Copy out each line of the data that holds the word "функций".

========

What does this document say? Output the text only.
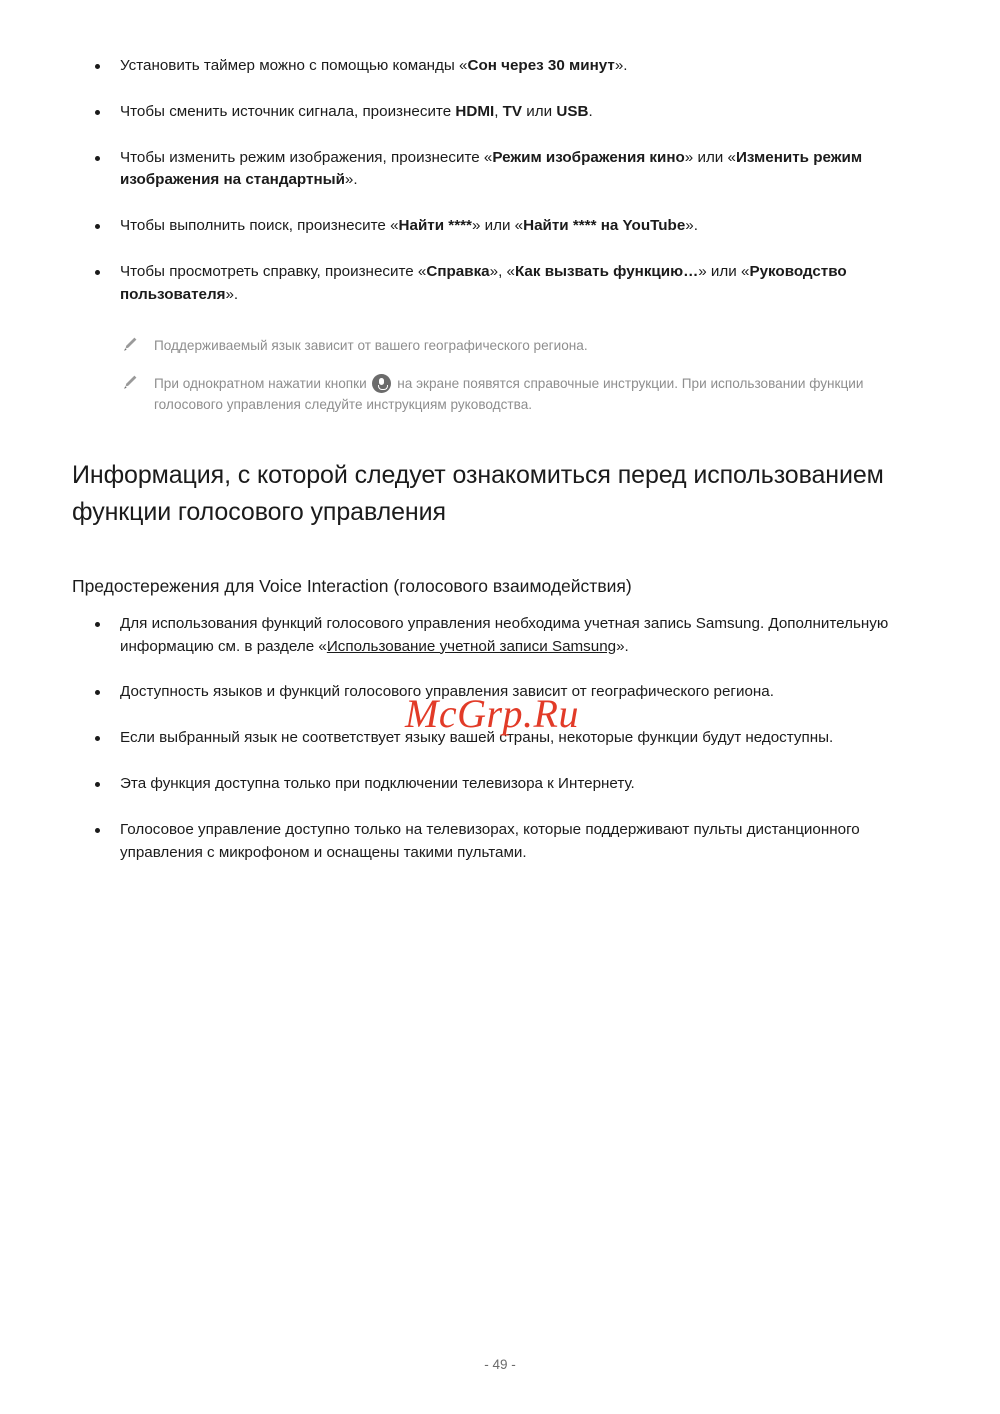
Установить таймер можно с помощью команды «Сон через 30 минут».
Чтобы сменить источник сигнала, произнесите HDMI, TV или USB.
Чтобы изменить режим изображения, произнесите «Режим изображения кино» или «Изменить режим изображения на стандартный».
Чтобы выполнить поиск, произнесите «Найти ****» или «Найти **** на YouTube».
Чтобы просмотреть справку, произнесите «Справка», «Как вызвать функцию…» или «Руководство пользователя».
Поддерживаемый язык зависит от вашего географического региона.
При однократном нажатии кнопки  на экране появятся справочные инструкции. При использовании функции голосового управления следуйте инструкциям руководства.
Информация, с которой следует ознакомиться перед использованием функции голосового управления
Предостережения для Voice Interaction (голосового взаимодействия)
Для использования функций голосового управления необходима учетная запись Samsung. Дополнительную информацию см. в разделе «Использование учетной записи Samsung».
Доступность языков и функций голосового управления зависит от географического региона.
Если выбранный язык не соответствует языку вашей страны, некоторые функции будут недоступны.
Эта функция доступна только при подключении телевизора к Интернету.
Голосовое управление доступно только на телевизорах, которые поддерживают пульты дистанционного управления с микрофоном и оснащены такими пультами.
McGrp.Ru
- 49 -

========

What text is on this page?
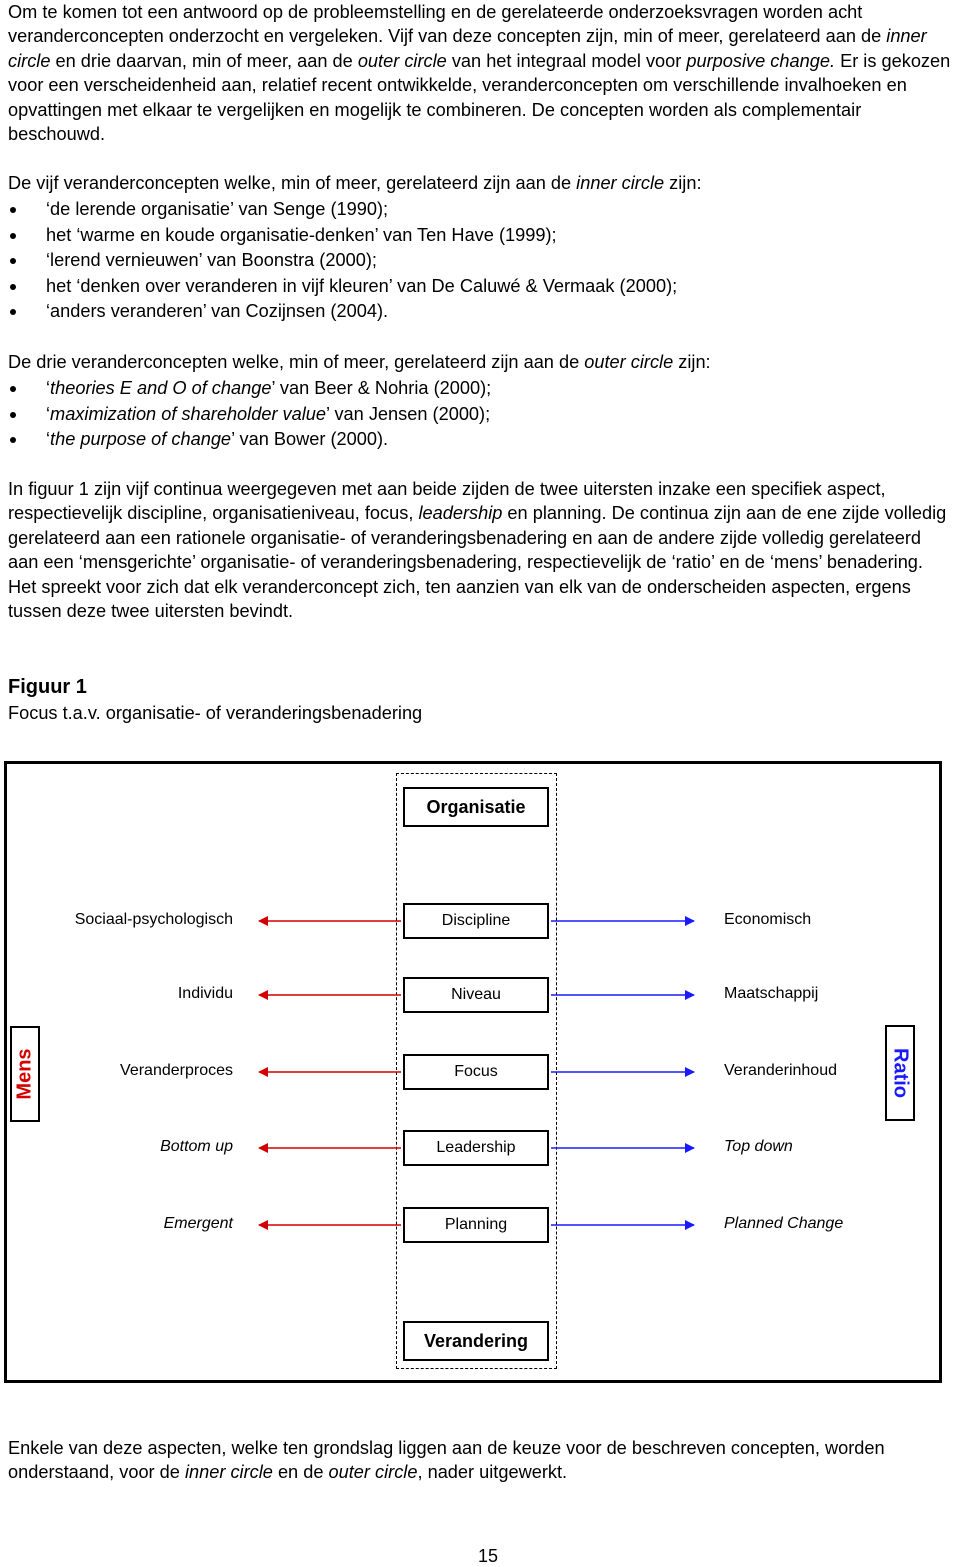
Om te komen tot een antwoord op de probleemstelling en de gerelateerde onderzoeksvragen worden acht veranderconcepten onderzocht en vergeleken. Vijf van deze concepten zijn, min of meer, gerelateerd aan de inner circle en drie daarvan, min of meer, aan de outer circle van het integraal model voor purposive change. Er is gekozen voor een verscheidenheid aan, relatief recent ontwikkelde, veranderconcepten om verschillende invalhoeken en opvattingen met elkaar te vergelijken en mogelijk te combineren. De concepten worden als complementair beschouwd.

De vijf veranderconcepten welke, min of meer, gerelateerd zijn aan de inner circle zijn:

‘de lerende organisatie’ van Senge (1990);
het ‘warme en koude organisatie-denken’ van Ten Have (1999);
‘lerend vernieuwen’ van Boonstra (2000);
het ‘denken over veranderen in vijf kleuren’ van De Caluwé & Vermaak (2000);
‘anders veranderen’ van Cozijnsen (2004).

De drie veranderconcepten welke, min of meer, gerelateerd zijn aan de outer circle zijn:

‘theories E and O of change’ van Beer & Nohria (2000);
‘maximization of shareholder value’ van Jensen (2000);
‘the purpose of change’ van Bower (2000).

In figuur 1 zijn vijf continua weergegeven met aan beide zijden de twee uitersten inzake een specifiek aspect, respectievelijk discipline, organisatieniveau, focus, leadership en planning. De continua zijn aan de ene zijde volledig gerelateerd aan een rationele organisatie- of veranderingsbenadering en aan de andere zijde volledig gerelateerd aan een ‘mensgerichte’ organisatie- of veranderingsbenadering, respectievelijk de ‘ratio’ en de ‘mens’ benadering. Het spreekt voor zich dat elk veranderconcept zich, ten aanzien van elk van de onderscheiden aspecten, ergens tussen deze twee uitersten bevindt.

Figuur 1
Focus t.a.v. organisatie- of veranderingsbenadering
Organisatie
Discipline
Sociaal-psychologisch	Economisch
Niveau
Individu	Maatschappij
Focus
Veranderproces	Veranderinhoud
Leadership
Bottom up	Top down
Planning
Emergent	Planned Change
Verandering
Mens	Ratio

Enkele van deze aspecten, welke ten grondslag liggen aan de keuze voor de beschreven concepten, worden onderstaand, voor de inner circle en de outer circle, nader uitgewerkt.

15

========

> _Answer in full_
Для использования функций голосового управления необходима учетная запись Samsung. Дополнительную информацию см. в разделе «Использование учетной записи Samsung».
Доступность языков и функций голосового управления зависит от географического региона.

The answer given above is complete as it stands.